__Exercise__:
Reproduce word for word the lines running from the one containing "Segment this screenshot: for" through the one containing "What elements are", both included, and omit any pictures.
=-=-=
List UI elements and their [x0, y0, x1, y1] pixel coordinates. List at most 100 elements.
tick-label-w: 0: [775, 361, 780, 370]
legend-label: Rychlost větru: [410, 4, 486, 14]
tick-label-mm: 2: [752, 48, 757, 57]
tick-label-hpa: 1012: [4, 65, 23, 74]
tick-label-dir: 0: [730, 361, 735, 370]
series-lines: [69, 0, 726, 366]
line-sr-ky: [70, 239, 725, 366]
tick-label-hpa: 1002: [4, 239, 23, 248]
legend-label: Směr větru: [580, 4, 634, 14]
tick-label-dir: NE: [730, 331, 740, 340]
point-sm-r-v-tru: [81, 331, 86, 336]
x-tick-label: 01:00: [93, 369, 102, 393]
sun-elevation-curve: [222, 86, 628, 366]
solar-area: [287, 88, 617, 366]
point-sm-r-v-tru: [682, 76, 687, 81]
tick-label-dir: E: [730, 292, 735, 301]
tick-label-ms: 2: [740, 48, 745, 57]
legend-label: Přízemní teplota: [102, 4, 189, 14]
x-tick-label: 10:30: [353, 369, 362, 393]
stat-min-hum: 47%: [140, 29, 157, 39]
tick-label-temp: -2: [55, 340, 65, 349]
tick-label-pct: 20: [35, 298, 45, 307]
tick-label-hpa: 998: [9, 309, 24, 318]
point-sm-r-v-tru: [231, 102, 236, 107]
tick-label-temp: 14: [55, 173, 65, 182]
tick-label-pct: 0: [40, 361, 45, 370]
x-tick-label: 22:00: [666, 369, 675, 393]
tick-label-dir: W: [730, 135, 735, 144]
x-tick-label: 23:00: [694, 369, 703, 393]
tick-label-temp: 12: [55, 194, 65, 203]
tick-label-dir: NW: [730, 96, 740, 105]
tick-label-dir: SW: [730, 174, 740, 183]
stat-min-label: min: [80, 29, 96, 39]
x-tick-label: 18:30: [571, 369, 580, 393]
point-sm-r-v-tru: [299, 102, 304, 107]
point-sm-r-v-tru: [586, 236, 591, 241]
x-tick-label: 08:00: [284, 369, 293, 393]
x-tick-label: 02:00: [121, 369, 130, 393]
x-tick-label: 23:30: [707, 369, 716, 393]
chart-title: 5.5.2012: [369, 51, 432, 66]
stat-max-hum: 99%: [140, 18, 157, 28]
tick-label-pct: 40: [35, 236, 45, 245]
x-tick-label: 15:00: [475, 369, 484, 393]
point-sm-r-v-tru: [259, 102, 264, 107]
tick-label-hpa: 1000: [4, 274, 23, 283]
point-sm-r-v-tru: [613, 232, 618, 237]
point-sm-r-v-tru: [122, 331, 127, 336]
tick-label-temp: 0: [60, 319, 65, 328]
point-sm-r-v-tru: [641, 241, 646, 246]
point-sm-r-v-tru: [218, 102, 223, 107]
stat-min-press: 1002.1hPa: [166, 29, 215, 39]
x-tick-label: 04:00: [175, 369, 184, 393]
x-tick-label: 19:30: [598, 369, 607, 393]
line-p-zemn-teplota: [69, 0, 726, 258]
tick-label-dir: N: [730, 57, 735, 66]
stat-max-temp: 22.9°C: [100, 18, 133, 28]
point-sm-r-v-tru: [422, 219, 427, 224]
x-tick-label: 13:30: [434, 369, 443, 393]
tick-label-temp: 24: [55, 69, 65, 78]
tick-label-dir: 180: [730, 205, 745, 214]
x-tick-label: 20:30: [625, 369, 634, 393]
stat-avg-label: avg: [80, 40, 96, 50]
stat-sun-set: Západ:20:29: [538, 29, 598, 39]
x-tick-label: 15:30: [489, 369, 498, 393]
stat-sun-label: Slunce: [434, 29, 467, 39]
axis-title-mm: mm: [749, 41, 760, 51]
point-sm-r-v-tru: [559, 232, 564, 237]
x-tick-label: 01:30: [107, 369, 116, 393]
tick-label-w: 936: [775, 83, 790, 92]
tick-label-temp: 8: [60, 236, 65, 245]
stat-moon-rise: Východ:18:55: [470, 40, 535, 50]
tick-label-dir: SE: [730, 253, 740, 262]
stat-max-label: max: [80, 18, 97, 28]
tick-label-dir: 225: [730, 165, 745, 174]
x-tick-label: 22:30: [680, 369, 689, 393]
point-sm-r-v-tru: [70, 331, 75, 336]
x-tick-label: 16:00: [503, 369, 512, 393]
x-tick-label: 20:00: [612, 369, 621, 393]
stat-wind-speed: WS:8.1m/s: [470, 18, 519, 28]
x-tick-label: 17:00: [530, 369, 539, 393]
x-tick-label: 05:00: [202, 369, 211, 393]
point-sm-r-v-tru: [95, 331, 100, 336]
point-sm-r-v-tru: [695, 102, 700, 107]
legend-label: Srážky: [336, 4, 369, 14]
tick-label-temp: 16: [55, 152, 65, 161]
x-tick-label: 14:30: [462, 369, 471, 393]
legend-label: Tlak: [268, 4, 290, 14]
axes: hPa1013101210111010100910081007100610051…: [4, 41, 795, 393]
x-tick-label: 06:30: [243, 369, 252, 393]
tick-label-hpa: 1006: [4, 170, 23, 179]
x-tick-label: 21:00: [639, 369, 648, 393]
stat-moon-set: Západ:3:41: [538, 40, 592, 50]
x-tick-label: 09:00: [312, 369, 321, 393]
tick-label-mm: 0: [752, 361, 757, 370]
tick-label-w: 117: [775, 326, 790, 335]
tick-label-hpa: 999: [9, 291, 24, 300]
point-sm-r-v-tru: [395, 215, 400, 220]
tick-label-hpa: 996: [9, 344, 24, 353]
=-=-=
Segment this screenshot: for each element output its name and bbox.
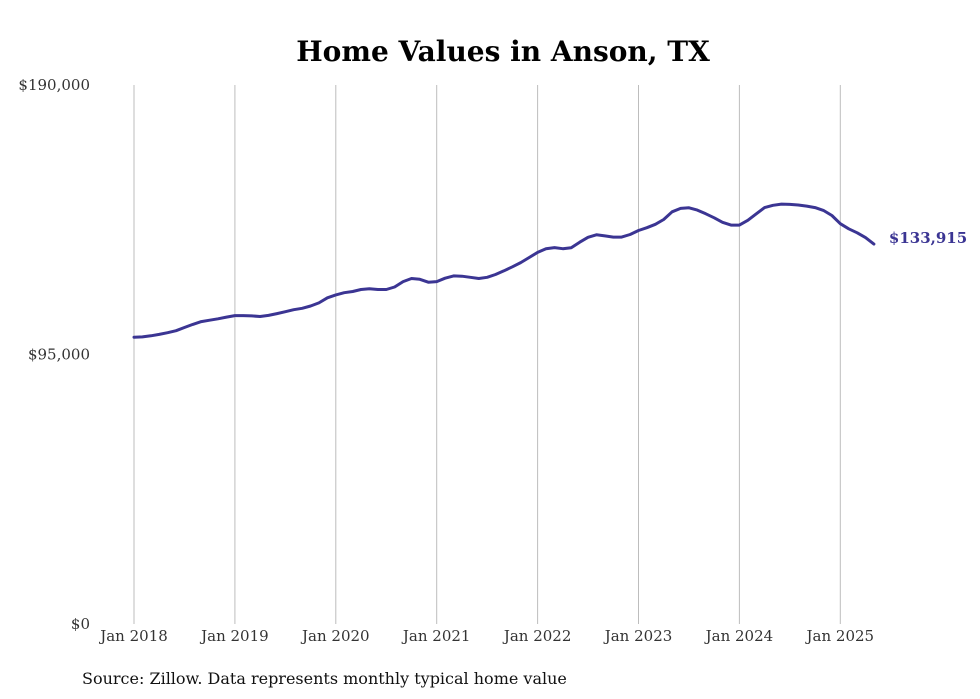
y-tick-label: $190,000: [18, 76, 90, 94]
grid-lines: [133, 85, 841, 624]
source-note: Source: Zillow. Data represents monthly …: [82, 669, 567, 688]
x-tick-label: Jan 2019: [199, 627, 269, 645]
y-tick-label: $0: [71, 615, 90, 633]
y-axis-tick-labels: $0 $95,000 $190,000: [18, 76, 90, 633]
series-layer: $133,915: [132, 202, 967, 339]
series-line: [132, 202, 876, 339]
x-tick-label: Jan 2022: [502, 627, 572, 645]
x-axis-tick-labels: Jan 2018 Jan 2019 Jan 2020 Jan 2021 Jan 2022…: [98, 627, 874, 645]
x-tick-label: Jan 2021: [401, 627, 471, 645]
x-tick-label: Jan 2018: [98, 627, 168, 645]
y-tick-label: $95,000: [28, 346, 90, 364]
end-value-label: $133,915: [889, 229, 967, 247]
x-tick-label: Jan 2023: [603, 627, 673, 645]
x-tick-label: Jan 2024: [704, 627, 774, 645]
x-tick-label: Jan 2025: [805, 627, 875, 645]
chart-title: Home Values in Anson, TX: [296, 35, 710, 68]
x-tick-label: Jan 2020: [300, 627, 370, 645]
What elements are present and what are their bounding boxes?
=-=-=
__Task response__:
Segment this screenshot: for each element output its name and bbox.
y-tick-label: $190,000: [18, 76, 90, 94]
grid-lines: [133, 85, 841, 624]
source-note: Source: Zillow. Data represents monthly …: [82, 669, 567, 688]
x-tick-label: Jan 2019: [199, 627, 269, 645]
y-tick-label: $0: [71, 615, 90, 633]
y-axis-tick-labels: $0 $95,000 $190,000: [18, 76, 90, 633]
series-layer: $133,915: [132, 202, 967, 339]
series-line: [132, 202, 876, 339]
x-tick-label: Jan 2022: [502, 627, 572, 645]
x-axis-tick-labels: Jan 2018 Jan 2019 Jan 2020 Jan 2021 Jan 2022…: [98, 627, 874, 645]
x-tick-label: Jan 2021: [401, 627, 471, 645]
x-tick-label: Jan 2018: [98, 627, 168, 645]
y-tick-label: $95,000: [28, 346, 90, 364]
end-value-label: $133,915: [889, 229, 967, 247]
x-tick-label: Jan 2023: [603, 627, 673, 645]
x-tick-label: Jan 2024: [704, 627, 774, 645]
x-tick-label: Jan 2025: [805, 627, 875, 645]
chart-title: Home Values in Anson, TX: [296, 35, 710, 68]
x-tick-label: Jan 2020: [300, 627, 370, 645]
What elements are present and what are their bounding boxes?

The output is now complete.